_Aim of the exercise:_
Of the lines listed below, how many contain the string "value"? Answer with the number alone.

__________

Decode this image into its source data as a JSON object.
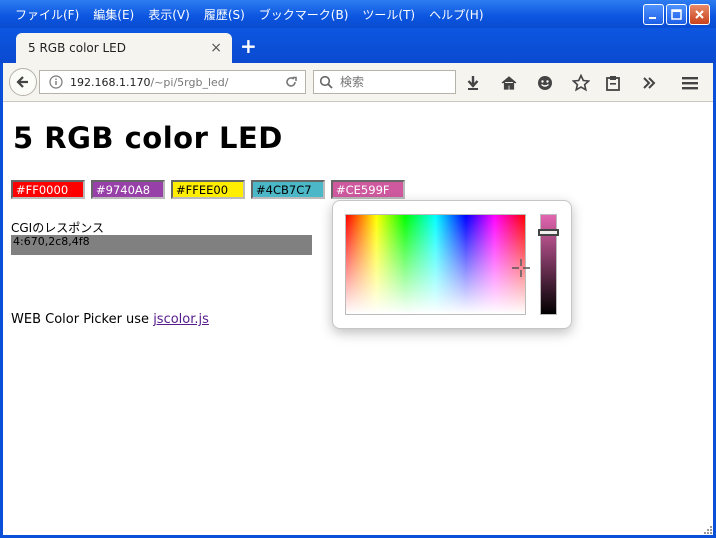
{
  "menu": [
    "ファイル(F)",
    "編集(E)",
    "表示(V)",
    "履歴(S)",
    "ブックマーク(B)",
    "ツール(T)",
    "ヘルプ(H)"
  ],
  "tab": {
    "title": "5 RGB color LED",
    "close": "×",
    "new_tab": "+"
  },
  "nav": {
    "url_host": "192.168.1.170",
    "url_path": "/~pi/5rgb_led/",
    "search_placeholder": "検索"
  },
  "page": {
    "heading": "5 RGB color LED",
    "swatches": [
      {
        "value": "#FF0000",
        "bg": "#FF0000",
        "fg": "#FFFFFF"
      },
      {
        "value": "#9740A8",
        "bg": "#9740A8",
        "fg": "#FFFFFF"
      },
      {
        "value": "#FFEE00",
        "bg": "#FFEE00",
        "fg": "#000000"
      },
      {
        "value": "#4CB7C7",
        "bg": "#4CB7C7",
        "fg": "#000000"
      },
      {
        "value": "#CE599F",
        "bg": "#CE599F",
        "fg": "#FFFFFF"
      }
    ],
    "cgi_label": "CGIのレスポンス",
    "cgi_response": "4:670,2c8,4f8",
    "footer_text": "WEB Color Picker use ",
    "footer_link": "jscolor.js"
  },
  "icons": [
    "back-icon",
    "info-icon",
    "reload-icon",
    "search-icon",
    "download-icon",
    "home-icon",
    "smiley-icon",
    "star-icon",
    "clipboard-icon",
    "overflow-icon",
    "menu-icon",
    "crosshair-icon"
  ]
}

__________

_The solution:_
5